**TASK TO CARRY OUT**
Can you restate the records below word for word?

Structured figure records
+ + +
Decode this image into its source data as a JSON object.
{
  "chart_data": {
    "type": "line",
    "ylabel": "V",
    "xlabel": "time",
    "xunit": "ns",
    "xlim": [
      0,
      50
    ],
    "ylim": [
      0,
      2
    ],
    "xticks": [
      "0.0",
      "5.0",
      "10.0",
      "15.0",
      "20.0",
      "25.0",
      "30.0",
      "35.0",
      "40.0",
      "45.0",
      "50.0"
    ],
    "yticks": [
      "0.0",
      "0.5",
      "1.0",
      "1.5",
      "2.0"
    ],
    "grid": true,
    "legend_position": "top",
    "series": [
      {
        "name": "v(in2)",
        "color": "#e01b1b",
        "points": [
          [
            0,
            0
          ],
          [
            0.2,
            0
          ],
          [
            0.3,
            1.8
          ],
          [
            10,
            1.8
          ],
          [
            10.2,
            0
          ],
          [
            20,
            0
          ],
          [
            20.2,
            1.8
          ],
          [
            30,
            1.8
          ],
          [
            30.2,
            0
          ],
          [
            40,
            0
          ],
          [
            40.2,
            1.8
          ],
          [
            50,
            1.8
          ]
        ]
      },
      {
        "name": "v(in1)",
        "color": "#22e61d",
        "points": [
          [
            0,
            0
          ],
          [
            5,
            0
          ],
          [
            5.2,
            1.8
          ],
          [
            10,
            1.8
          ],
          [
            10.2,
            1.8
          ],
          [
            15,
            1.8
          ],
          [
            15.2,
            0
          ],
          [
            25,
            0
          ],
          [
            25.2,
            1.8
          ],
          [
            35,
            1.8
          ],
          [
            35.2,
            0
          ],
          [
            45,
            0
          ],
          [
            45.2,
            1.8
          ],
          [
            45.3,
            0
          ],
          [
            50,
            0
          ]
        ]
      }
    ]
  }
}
+ + +
**RESULT OF THIS EXERCISE**
Decode this image into its source data as a JSON object.
{
  "chart_data": {
    "type": "line",
    "ylabel": "V",
    "xlabel": "time",
    "xunit": "ns",
    "xlim": [
      0,
      50
    ],
    "ylim": [
      0,
      2
    ],
    "xticks": [
      "0.0",
      "5.0",
      "10.0",
      "15.0",
      "20.0",
      "25.0",
      "30.0",
      "35.0",
      "40.0",
      "45.0",
      "50.0"
    ],
    "yticks": [
      "0.0",
      "0.5",
      "1.0",
      "1.5",
      "2.0"
    ],
    "grid": true,
    "legend_position": "top",
    "series": [
      {
        "name": "v(in2)",
        "color": "#e01b1b",
        "points": [
          [
            0,
            0
          ],
          [
            0.2,
            0
          ],
          [
            0.3,
            1.8
          ],
          [
            10,
            1.8
          ],
          [
            10.2,
            0
          ],
          [
            20,
            0
          ],
          [
            20.2,
            1.8
          ],
          [
            30,
            1.8
          ],
          [
            30.2,
            0
          ],
          [
            40,
            0
          ],
          [
            40.2,
            1.8
          ],
          [
            50,
            1.8
          ]
        ]
      },
      {
        "name": "v(in1)",
        "color": "#22e61d",
        "points": [
          [
            0,
            0
          ],
          [
            5,
            0
          ],
          [
            5.2,
            1.8
          ],
          [
            10,
            1.8
          ],
          [
            10.2,
            1.8
          ],
          [
            15,
            1.8
          ],
          [
            15.2,
            0
          ],
          [
            25,
            0
          ],
          [
            25.2,
            1.8
          ],
          [
            35,
            1.8
          ],
          [
            35.2,
            0
          ],
          [
            45,
            0
          ],
          [
            45.2,
            1.8
          ],
          [
            45.3,
            0
          ],
          [
            50,
            0
          ]
        ]
      }
    ]
  }
}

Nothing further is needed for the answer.